→ **Exercise requirements**
Find every line with the word "的最大值为". Copy those lines.

Recorded data:

-- -- --

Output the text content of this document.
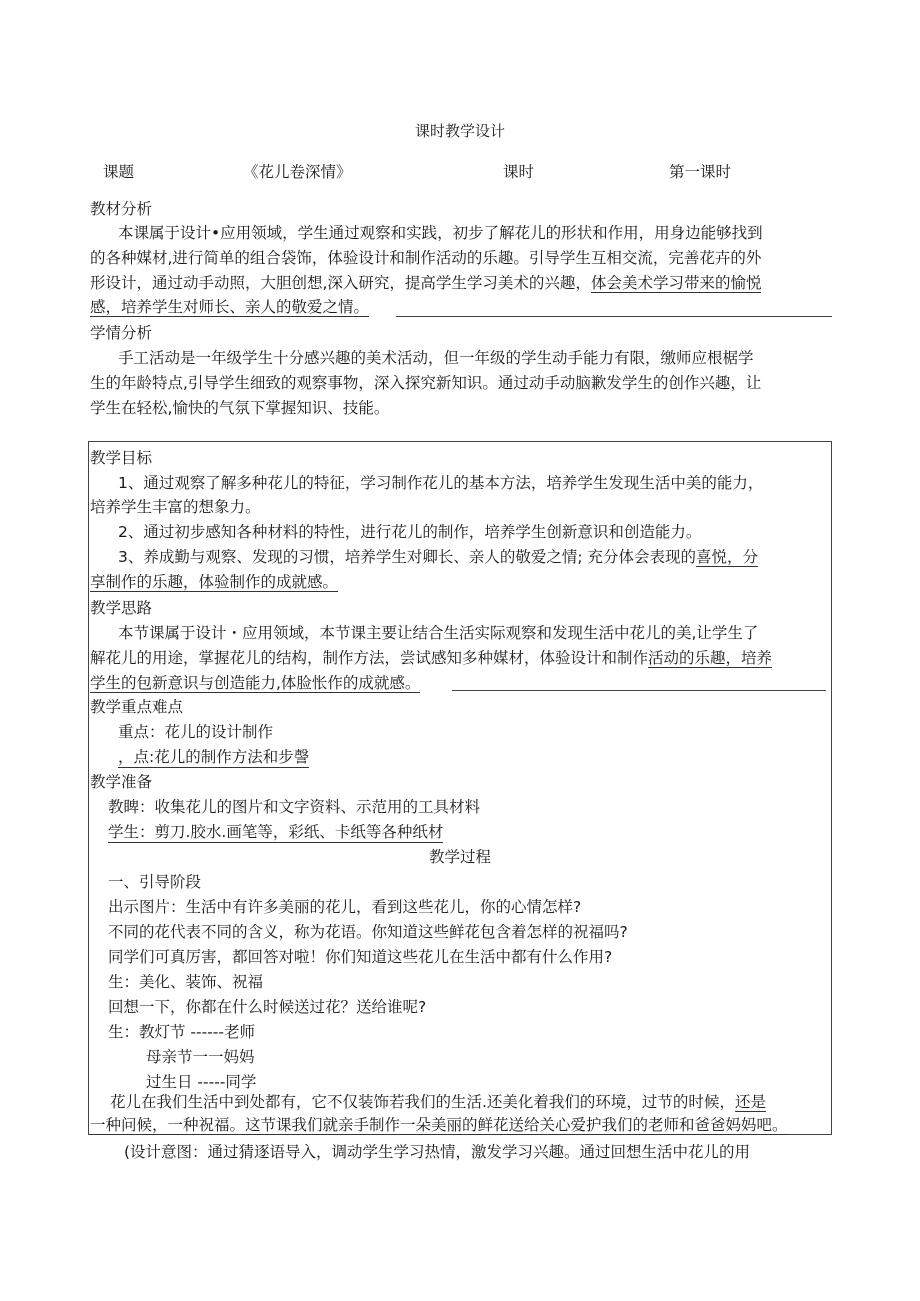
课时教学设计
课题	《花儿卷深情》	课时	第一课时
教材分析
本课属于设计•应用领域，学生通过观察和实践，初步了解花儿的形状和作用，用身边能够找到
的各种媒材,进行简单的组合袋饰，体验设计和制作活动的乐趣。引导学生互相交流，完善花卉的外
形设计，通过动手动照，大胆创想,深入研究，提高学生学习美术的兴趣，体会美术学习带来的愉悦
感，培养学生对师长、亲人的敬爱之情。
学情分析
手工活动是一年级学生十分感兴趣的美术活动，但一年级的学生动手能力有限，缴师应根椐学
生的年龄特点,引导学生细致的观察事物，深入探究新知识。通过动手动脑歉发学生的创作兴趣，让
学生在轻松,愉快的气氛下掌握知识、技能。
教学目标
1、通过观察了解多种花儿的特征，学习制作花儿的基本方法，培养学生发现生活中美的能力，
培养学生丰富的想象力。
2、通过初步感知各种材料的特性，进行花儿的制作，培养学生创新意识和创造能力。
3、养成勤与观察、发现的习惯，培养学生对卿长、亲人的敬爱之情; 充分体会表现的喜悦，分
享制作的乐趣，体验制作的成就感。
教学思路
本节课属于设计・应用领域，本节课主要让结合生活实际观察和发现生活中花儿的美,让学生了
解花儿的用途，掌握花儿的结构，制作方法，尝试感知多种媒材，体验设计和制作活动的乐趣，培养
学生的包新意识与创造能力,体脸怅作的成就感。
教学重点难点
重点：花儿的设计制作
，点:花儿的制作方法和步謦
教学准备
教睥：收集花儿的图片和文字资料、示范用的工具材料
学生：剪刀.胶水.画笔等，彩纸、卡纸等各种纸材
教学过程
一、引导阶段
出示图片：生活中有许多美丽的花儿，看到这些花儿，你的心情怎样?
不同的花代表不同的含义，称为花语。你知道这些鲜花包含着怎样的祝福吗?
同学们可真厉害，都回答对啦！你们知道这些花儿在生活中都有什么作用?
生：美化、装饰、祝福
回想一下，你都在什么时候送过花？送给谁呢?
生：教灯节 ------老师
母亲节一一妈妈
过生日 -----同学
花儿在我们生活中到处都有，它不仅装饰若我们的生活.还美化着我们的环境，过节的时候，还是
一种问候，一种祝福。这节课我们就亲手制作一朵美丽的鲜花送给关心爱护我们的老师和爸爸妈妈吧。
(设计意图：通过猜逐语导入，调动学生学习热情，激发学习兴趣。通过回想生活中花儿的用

-- -- --

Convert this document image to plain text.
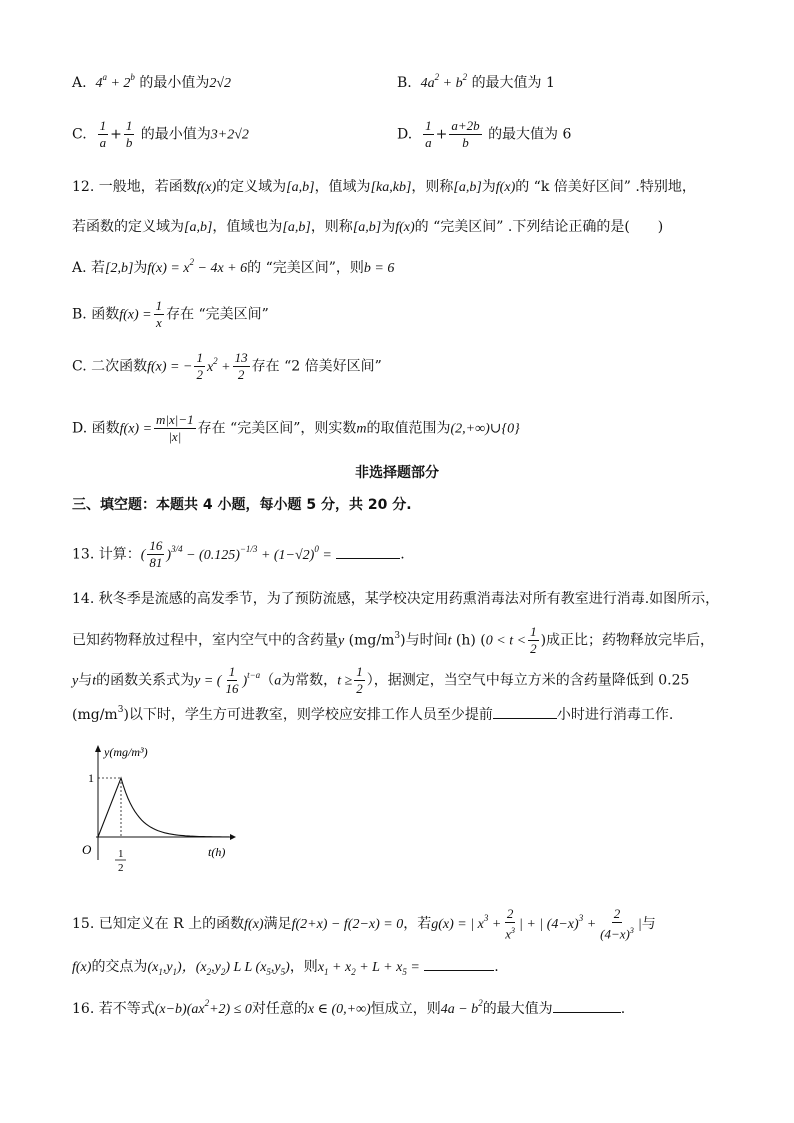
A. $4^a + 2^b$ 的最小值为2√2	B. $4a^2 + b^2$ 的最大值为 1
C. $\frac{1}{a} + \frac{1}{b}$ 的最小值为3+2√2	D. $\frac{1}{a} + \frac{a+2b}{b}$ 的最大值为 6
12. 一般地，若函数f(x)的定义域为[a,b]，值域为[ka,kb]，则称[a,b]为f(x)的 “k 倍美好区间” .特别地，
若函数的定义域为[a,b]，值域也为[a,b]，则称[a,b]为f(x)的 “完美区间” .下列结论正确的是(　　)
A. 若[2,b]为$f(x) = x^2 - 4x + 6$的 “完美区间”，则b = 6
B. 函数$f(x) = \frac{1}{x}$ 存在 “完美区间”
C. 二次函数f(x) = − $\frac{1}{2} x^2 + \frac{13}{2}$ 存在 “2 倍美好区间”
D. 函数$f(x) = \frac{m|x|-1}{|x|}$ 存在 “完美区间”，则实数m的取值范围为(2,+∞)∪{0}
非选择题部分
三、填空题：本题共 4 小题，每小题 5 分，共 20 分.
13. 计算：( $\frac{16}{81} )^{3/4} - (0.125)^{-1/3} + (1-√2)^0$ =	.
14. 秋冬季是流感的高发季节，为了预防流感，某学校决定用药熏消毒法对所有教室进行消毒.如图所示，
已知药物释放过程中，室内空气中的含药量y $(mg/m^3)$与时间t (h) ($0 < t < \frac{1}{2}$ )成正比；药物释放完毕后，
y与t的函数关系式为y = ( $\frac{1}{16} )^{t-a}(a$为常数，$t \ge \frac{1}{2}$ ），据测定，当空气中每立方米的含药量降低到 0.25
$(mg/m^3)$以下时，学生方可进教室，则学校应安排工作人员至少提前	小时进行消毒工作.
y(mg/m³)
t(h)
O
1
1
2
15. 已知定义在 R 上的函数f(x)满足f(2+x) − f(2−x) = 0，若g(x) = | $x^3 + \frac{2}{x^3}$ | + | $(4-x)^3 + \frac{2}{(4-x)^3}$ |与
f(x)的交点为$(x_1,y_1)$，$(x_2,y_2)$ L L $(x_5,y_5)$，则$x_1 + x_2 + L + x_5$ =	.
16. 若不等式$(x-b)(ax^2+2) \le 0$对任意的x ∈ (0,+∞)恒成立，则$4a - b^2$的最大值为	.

-- -- --

→ **Complete answer**
A. $4^a + 2^b$ 的最小值为2√2	B. $4a^2 + b^2$ 的最大值为 1
C. $\frac{1}{a} + \frac{1}{b}$ 的最小值为3+2√2	D. $\frac{1}{a} + \frac{a+2b}{b}$ 的最大值为 6
16. 若不等式$(x-b)(ax^2+2) \le 0$对任意的x ∈ (0,+∞)恒成立，则$4a - b^2$的最大值为	.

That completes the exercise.